[Stored records]

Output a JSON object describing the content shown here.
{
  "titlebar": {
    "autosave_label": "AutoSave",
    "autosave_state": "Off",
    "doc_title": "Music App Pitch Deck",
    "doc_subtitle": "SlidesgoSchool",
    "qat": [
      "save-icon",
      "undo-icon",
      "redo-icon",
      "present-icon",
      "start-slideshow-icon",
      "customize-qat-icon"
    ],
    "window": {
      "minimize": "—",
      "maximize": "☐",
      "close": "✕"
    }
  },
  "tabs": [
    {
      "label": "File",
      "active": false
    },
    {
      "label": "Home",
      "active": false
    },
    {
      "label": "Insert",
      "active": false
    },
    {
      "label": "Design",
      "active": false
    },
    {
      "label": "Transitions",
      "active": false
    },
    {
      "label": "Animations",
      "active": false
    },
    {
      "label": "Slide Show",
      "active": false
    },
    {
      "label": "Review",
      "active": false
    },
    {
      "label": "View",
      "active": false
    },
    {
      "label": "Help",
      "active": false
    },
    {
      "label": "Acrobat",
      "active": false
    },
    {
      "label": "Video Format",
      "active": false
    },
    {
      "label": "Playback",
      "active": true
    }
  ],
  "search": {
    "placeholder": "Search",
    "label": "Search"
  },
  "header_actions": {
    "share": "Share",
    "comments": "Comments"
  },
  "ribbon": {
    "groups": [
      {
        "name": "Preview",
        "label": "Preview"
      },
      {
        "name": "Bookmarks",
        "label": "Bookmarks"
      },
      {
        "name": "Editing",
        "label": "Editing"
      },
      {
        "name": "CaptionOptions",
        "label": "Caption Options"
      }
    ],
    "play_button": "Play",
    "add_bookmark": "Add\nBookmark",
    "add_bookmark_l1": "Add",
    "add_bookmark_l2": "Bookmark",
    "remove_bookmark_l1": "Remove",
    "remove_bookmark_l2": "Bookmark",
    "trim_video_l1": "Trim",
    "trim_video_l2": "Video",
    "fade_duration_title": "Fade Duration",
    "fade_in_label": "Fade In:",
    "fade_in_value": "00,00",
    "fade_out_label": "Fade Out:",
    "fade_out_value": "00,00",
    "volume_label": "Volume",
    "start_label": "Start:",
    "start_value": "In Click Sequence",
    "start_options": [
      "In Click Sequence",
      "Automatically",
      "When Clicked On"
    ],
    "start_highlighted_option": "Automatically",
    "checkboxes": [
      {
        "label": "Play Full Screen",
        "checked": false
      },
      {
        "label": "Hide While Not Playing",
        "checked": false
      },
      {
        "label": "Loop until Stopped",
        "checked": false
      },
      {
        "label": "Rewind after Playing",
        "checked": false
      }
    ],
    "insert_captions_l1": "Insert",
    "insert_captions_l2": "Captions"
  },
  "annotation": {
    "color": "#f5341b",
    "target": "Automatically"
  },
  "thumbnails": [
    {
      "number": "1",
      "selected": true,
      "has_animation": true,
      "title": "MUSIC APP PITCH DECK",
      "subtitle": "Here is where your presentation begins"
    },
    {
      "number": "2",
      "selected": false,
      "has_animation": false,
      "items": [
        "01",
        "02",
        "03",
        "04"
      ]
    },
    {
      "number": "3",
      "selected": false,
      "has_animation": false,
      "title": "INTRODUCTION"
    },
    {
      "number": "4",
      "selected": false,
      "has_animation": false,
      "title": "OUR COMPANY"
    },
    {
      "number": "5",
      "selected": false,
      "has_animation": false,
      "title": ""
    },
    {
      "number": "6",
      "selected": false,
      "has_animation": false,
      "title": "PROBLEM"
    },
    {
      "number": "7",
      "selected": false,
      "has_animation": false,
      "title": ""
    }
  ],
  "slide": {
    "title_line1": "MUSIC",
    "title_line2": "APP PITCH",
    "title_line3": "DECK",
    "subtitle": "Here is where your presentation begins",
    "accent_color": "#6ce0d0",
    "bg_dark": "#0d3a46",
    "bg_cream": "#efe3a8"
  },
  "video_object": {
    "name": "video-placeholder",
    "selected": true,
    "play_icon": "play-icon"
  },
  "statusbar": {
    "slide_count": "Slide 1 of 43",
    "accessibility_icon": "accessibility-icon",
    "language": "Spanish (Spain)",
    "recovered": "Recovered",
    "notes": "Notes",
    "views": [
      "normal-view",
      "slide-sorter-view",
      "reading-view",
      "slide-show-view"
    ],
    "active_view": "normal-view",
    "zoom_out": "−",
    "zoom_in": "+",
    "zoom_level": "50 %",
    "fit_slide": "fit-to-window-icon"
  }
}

* [THE TASK] Go through the entries above and pull out each line with "where" in it.

* [SOLUTION TO THE PROBLEM]
      "subtitle": "Here is where your presentation begins"
    "subtitle": "Here is where your presentation begins",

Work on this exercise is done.